Dataset items
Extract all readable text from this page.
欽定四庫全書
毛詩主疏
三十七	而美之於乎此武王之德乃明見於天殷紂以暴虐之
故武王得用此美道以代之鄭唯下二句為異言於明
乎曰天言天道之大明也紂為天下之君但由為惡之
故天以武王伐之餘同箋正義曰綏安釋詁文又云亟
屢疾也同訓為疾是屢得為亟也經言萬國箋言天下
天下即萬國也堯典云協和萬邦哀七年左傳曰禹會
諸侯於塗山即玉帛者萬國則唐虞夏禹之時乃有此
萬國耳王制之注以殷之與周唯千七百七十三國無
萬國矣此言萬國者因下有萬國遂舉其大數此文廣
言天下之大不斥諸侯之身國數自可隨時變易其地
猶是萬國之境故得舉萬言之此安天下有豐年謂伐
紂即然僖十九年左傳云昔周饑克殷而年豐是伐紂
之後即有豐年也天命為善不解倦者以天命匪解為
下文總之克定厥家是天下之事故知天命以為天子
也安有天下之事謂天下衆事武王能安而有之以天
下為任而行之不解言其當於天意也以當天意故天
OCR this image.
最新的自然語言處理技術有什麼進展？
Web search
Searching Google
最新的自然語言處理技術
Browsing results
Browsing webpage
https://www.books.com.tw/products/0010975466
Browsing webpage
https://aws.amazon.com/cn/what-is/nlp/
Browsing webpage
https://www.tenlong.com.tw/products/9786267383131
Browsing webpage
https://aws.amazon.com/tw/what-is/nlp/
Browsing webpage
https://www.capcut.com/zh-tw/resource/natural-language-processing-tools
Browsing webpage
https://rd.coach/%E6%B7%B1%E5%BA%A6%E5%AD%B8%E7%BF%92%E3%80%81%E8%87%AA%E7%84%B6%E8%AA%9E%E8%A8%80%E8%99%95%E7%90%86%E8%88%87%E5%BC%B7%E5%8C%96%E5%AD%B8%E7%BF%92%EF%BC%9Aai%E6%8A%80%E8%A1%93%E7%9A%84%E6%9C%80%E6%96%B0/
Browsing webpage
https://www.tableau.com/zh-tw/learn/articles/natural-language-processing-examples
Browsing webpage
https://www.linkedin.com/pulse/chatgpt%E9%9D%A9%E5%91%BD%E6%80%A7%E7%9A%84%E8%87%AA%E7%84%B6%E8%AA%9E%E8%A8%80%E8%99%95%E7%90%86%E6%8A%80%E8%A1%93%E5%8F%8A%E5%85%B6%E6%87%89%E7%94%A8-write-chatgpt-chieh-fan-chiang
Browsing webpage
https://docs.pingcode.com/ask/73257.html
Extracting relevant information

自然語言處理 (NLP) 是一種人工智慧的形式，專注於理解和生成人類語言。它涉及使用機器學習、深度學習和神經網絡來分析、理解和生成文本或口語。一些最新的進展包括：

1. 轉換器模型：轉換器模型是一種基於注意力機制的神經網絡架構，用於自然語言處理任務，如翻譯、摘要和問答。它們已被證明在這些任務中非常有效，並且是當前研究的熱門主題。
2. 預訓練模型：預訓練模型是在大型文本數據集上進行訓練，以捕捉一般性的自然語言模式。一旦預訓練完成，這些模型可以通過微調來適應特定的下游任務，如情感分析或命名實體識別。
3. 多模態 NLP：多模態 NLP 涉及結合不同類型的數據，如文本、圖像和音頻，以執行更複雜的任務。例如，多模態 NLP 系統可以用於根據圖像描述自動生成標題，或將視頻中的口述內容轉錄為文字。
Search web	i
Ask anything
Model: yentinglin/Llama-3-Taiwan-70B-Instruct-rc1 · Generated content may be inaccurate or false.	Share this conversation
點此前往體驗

§ Work to complete
Reproduce the lines of the entries above exactly, but only from the line containing "OCR this image." through the final line.

§ Complete response
OCR this image.
最新的自然語言處理技術有什麼進展？
Web search
Searching Google
最新的自然語言處理技術
Browsing results
Browsing webpage
https://www.books.com.tw/products/0010975466
Browsing webpage
https://aws.amazon.com/cn/what-is/nlp/
Browsing webpage
https://www.tenlong.com.tw/products/9786267383131
Browsing webpage
https://aws.amazon.com/tw/what-is/nlp/
Browsing webpage
https://www.capcut.com/zh-tw/resource/natural-language-processing-tools
Browsing webpage
https://rd.coach/%E6%B7%B1%E5%BA%A6%E5%AD%B8%E7%BF%92%E3%80%81%E8%87%AA%E7%84%B6%E8%AA%9E%E8%A8%80%E8%99%95%E7%90%86%E8%88%87%E5%BC%B7%E5%8C%96%E5%AD%B8%E7%BF%92%EF%BC%9Aai%E6%8A%80%E8%A1%93%E7%9A%84%E6%9C%80%E6%96%B0/
Browsing webpage
https://www.tableau.com/zh-tw/learn/articles/natural-language-processing-examples
Browsing webpage
https://www.linkedin.com/pulse/chatgpt%E9%9D%A9%E5%91%BD%E6%80%A7%E7%9A%84%E8%87%AA%E7%84%B6%E8%AA%9E%E8%A8%80%E8%99%95%E7%90%86%E6%8A%80%E8%A1%93%E5%8F%8A%E5%85%B6%E6%87%89%E7%94%A8-write-chatgpt-chieh-fan-chiang
Browsing webpage
https://docs.pingcode.com/ask/73257.html
Extracting relevant information

自然語言處理 (NLP) 是一種人工智慧的形式，專注於理解和生成人類語言。它涉及使用機器學習、深度學習和神經網絡來分析、理解和生成文本或口語。一些最新的進展包括：

1. 轉換器模型：轉換器模型是一種基於注意力機制的神經網絡架構，用於自然語言處理任務，如翻譯、摘要和問答。它們已被證明在這些任務中非常有效，並且是當前研究的熱門主題。
2. 預訓練模型：預訓練模型是在大型文本數據集上進行訓練，以捕捉一般性的自然語言模式。一旦預訓練完成，這些模型可以通過微調來適應特定的下游任務，如情感分析或命名實體識別。
3. 多模態 NLP：多模態 NLP 涉及結合不同類型的數據，如文本、圖像和音頻，以執行更複雜的任務。例如，多模態 NLP 系統可以用於根據圖像描述自動生成標題，或將視頻中的口述內容轉錄為文字。
Search web	i
Ask anything
Model: yentinglin/Llama-3-Taiwan-70B-Instruct-rc1 · Generated content may be inaccurate or false.	Share this conversation
點此前往體驗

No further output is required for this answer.